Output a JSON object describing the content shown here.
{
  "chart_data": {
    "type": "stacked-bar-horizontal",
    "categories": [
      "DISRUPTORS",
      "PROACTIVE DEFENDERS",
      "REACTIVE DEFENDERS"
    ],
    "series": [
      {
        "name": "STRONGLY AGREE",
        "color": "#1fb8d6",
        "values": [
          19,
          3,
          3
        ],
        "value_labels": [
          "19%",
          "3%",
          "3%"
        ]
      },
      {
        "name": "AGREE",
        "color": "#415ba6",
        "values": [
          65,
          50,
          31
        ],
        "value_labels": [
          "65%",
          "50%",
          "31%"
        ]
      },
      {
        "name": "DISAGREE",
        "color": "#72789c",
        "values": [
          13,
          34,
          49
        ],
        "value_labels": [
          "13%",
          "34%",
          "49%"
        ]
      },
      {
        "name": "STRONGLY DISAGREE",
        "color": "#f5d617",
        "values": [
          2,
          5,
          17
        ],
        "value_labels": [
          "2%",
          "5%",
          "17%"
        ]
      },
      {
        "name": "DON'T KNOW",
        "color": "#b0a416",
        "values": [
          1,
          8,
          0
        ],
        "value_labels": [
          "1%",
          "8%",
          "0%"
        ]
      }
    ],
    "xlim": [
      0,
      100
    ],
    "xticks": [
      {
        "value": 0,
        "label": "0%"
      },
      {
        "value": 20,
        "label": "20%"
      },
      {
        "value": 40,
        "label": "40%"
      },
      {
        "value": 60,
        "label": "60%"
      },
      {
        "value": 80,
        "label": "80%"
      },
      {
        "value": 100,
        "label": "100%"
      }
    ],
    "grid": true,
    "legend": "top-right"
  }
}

....

• Set task
Write out the entries above once more, without altering anything.

• Result of this task
Output a JSON object describing the content shown here.
{
  "chart_data": {
    "type": "stacked-bar-horizontal",
    "categories": [
      "DISRUPTORS",
      "PROACTIVE DEFENDERS",
      "REACTIVE DEFENDERS"
    ],
    "series": [
      {
        "name": "STRONGLY AGREE",
        "color": "#1fb8d6",
        "values": [
          19,
          3,
          3
        ],
        "value_labels": [
          "19%",
          "3%",
          "3%"
        ]
      },
      {
        "name": "AGREE",
        "color": "#415ba6",
        "values": [
          65,
          50,
          31
        ],
        "value_labels": [
          "65%",
          "50%",
          "31%"
        ]
      },
      {
        "name": "DISAGREE",
        "color": "#72789c",
        "values": [
          13,
          34,
          49
        ],
        "value_labels": [
          "13%",
          "34%",
          "49%"
        ]
      },
      {
        "name": "STRONGLY DISAGREE",
        "color": "#f5d617",
        "values": [
          2,
          5,
          17
        ],
        "value_labels": [
          "2%",
          "5%",
          "17%"
        ]
      },
      {
        "name": "DON'T KNOW",
        "color": "#b0a416",
        "values": [
          1,
          8,
          0
        ],
        "value_labels": [
          "1%",
          "8%",
          "0%"
        ]
      }
    ],
    "xlim": [
      0,
      100
    ],
    "xticks": [
      {
        "value": 0,
        "label": "0%"
      },
      {
        "value": 20,
        "label": "20%"
      },
      {
        "value": 40,
        "label": "40%"
      },
      {
        "value": 60,
        "label": "60%"
      },
      {
        "value": 80,
        "label": "80%"
      },
      {
        "value": 100,
        "label": "100%"
      }
    ],
    "grid": true,
    "legend": "top-right"
  }
}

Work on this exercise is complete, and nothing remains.